• [What is needed]:
Read the material below and count the lines holding the string "ногой". Give that count with nothing added.

(Rows from a dataset)
○ ○ ○ ○ ○ ○ ○
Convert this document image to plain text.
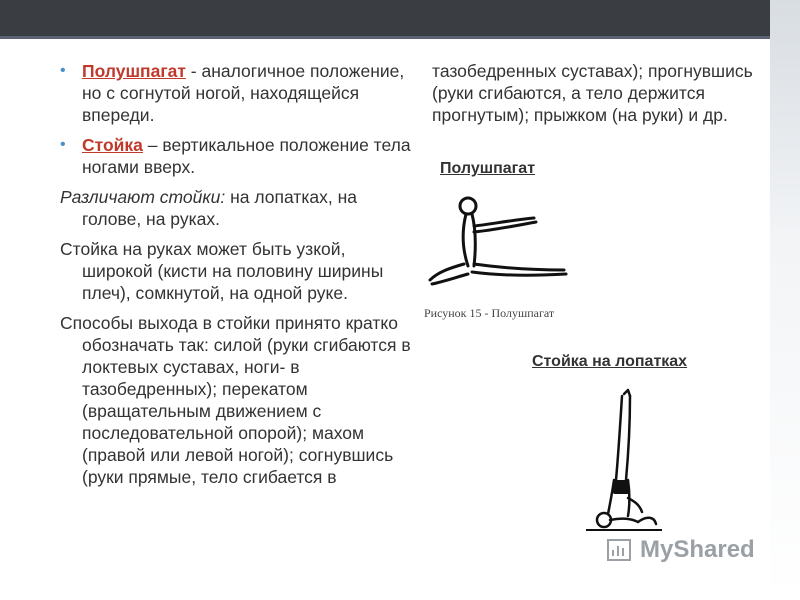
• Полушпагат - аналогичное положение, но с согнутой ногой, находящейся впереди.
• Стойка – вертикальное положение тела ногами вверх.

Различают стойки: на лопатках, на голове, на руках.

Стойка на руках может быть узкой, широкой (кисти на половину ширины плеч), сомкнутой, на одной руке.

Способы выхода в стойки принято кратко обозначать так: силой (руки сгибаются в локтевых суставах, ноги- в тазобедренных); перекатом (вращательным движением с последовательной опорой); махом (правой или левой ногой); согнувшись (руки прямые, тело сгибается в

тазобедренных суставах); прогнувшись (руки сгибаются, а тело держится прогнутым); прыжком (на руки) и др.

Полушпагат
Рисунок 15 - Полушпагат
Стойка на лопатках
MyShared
○ ○ ○ ○ ○ ○ ○
• [Answer to this task]:
2